Copy out each line below that has the word "score" in it.

Entries taken from a collection:
══════════════════════════════
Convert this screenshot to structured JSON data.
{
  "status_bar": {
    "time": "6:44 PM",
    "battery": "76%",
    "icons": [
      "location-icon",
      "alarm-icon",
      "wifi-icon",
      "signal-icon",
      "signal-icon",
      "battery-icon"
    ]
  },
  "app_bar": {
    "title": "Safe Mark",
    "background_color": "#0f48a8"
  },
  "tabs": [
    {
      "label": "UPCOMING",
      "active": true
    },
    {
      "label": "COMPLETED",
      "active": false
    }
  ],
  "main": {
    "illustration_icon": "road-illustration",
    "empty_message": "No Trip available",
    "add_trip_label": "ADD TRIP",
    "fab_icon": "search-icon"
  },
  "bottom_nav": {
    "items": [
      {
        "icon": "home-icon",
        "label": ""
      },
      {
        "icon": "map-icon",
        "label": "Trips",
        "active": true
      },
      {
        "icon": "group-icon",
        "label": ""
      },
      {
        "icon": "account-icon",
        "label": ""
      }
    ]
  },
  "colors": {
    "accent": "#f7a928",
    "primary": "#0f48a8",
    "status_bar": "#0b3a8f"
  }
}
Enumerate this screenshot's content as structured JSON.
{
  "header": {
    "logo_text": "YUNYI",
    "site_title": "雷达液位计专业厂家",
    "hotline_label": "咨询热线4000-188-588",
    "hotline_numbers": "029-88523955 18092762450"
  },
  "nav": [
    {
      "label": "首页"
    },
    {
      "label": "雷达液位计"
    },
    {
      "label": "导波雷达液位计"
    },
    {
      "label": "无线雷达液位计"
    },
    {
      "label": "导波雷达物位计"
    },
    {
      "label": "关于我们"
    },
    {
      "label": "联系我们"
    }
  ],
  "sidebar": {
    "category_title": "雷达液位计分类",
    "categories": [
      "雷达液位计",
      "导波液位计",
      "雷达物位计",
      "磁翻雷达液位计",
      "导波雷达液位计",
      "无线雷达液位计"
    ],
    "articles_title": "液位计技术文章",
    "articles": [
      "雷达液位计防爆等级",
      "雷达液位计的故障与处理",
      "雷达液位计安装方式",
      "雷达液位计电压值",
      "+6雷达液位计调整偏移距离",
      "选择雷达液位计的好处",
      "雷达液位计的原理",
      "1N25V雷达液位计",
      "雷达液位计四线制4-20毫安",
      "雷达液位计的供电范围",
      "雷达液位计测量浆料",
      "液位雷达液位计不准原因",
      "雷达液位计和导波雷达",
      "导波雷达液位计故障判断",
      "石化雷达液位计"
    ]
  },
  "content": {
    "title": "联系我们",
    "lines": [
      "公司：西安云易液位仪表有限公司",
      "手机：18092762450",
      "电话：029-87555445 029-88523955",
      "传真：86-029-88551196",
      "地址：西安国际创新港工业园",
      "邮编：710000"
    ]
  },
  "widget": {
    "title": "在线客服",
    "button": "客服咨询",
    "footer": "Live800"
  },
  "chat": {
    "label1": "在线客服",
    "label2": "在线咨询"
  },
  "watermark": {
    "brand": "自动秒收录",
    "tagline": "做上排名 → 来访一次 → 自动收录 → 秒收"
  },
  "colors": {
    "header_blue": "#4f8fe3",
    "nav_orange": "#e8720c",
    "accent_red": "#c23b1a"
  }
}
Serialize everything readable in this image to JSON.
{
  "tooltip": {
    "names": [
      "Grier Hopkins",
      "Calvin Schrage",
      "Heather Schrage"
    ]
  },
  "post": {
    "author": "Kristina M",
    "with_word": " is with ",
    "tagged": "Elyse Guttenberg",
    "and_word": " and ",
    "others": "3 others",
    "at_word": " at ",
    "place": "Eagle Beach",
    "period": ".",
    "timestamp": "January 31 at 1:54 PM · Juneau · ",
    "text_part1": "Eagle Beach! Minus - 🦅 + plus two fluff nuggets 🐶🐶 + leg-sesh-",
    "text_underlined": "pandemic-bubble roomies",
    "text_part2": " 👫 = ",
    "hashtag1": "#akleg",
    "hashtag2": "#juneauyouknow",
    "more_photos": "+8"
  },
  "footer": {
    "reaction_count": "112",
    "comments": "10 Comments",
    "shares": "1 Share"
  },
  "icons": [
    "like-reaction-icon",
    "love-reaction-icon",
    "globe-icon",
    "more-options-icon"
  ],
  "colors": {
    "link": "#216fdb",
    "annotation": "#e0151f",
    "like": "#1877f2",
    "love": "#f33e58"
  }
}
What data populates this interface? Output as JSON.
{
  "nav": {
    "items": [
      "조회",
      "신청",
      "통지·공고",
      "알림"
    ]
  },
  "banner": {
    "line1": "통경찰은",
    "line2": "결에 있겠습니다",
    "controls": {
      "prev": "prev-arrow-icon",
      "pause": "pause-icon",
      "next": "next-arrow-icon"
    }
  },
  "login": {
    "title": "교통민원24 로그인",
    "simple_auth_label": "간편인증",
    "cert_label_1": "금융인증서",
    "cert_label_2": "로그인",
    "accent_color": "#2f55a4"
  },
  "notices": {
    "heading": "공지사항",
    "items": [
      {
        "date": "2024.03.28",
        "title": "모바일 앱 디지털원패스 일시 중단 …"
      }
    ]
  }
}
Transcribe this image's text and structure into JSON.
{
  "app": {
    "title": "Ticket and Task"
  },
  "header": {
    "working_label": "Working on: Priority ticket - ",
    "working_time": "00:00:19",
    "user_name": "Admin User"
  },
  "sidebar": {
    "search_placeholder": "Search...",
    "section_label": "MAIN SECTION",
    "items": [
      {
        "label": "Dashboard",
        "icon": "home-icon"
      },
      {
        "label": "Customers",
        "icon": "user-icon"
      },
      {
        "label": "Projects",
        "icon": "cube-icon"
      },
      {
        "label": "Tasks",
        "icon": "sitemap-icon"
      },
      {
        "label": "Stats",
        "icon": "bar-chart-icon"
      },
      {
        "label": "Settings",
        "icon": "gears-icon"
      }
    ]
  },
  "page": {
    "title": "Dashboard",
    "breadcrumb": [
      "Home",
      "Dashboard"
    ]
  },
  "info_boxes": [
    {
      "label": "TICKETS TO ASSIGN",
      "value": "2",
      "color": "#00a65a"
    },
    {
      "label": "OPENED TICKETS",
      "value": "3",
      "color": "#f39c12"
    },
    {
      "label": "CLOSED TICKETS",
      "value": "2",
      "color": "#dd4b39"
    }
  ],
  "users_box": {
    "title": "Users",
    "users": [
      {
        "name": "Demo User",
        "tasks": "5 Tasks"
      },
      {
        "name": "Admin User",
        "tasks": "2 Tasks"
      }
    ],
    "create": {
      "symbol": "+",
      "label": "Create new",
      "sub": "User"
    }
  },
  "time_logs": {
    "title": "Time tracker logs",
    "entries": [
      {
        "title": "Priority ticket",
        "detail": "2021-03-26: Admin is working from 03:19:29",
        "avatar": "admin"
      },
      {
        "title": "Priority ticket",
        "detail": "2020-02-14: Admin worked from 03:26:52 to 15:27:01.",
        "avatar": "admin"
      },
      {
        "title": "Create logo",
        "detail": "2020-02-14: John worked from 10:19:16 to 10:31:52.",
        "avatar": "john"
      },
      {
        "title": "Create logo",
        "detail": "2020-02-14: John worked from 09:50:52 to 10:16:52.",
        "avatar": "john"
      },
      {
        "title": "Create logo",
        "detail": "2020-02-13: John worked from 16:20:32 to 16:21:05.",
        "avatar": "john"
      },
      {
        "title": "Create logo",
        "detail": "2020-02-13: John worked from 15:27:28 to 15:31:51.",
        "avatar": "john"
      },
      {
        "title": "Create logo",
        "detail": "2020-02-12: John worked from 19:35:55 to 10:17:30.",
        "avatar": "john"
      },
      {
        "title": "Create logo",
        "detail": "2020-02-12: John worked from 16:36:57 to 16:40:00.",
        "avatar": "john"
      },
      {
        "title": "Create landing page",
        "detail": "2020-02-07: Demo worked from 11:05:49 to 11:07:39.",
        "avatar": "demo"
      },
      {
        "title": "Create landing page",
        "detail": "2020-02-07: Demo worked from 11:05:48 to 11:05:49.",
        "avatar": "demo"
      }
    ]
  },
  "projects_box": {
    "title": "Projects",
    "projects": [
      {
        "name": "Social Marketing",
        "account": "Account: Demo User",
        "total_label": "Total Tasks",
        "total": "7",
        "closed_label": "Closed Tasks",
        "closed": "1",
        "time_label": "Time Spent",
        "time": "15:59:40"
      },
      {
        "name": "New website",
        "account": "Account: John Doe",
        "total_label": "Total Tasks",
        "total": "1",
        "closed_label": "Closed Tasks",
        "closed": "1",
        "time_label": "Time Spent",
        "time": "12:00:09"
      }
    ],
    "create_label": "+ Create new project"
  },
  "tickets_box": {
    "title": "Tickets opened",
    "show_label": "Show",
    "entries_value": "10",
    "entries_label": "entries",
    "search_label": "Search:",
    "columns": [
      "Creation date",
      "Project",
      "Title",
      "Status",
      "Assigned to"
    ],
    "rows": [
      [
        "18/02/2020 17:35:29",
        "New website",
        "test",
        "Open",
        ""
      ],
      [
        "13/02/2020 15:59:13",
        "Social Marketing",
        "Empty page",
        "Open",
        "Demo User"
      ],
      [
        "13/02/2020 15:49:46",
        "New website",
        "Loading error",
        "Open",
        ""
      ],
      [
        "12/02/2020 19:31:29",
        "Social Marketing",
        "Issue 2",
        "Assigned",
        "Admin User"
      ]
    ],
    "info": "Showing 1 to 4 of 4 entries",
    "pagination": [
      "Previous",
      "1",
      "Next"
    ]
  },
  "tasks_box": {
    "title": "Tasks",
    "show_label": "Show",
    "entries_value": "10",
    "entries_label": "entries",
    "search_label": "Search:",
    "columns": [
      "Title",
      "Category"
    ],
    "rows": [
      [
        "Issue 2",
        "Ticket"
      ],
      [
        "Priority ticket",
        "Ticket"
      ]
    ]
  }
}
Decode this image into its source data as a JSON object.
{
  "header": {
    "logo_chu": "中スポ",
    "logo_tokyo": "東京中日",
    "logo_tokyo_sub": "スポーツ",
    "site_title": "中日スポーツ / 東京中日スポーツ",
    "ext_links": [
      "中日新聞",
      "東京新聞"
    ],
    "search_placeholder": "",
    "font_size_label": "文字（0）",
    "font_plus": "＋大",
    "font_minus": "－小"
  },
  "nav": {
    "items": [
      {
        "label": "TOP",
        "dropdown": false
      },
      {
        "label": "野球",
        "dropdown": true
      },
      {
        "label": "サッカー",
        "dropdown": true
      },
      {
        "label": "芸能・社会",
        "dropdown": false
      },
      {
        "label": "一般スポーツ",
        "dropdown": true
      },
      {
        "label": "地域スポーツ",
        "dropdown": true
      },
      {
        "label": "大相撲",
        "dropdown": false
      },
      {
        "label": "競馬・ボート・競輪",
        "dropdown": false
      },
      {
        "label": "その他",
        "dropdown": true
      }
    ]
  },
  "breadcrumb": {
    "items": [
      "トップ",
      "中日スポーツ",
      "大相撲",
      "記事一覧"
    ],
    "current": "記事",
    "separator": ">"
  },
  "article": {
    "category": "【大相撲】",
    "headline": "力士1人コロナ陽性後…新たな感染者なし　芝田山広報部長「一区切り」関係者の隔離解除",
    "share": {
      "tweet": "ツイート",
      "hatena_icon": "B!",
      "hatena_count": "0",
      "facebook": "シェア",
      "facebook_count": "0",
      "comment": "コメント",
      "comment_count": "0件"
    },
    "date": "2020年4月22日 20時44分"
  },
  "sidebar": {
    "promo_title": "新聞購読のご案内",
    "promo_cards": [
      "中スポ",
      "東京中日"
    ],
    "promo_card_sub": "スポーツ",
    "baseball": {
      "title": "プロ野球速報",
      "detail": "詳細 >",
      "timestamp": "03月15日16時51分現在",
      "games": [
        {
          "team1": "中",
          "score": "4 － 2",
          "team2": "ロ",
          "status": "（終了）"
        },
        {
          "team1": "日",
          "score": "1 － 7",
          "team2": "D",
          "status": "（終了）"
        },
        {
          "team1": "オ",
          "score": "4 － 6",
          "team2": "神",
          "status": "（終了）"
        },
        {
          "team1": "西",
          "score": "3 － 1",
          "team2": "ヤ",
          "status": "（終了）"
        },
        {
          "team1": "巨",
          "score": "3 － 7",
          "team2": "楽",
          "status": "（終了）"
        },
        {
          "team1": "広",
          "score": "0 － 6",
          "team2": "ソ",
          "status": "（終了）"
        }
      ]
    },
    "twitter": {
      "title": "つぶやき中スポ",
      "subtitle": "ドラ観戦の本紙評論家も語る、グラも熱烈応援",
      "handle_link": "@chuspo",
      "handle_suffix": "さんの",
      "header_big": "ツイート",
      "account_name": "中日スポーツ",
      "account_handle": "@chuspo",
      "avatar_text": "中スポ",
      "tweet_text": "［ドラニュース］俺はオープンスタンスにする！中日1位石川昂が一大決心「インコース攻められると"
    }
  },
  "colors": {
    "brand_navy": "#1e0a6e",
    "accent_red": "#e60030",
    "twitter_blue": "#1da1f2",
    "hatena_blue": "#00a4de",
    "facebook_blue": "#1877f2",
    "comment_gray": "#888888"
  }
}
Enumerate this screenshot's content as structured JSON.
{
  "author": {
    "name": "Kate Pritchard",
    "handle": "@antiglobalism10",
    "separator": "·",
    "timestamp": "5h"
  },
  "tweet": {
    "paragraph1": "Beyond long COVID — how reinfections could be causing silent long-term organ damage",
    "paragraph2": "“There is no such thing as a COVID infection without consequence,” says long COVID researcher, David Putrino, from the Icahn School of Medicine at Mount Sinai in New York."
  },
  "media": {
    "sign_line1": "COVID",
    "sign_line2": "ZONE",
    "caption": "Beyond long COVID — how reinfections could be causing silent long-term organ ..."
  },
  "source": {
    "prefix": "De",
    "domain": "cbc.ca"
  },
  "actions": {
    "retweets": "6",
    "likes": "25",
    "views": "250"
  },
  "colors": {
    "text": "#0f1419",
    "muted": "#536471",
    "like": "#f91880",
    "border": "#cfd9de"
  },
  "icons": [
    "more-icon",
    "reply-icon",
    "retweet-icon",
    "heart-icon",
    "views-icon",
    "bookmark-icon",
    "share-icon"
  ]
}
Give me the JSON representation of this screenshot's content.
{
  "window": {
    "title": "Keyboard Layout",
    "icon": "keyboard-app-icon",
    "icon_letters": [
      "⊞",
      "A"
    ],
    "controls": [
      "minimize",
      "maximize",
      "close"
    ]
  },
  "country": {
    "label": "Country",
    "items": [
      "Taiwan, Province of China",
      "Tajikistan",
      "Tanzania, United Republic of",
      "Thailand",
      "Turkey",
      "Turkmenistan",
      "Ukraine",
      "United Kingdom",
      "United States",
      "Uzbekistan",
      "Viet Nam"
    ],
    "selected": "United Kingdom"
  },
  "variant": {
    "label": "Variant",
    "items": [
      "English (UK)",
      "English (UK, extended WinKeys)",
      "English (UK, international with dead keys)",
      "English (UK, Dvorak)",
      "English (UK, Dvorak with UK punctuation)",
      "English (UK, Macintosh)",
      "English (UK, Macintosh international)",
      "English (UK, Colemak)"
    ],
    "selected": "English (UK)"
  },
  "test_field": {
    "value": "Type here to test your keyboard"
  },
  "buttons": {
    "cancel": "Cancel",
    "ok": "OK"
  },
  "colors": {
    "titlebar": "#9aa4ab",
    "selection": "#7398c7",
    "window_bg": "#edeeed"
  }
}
══════════════════════════════
▶ Complete response
          "score": "4 － 2",
          "score": "1 － 7",
          "score": "4 － 6",
          "score": "3 － 1",
          "score": "3 － 7",
          "score": "0 － 6",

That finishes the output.